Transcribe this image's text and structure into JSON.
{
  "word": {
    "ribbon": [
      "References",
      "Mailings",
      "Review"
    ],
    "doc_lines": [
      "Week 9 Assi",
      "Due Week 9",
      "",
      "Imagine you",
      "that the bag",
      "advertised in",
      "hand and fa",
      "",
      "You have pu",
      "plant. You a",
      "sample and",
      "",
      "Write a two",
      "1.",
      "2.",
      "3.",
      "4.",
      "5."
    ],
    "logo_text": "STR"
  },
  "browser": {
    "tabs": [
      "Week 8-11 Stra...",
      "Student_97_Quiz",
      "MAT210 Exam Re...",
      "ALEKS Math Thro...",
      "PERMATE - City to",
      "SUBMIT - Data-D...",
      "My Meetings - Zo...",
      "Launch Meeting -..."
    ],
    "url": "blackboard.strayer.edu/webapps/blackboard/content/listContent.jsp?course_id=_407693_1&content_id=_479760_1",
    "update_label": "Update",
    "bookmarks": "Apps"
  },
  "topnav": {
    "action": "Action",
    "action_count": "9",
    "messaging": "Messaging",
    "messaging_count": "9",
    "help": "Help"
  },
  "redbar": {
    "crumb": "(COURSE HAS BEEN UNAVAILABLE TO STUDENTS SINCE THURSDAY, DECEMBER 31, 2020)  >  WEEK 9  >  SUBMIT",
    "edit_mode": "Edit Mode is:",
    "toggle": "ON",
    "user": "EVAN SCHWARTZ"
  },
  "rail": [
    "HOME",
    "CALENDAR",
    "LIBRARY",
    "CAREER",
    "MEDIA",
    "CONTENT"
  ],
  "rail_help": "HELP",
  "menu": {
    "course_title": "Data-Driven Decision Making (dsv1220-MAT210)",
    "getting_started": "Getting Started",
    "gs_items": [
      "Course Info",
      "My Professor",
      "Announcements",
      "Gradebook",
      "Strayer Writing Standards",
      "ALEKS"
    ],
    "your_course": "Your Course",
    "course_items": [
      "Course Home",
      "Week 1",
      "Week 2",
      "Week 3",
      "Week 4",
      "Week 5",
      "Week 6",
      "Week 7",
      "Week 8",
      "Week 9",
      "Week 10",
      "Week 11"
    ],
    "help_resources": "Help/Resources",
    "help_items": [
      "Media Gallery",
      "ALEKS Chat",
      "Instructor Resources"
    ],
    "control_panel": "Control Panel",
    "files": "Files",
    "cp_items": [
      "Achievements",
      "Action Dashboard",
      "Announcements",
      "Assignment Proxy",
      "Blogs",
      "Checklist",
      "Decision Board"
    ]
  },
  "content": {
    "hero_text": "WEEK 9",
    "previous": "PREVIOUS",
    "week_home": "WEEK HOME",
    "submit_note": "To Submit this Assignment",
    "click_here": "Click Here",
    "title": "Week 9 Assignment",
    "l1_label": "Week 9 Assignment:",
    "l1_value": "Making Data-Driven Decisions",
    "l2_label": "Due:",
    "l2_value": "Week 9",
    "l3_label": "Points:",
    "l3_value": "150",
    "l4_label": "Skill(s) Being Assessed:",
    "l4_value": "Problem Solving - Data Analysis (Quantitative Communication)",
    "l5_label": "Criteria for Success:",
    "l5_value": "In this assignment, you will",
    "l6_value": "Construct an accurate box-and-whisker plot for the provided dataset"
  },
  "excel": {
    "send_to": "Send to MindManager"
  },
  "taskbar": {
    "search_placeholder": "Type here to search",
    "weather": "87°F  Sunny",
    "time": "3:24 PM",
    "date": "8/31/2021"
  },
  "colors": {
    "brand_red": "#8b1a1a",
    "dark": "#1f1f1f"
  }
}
--
EXERCISE DESCRIPTION: Locate all lines in the listing above with the word "this". Copy them.

SOLUTION:
Transcribe this image's text and structure into JSON.
    "submit_note": "To Submit this Assignment",
    "l5_value": "In this assignment, you will",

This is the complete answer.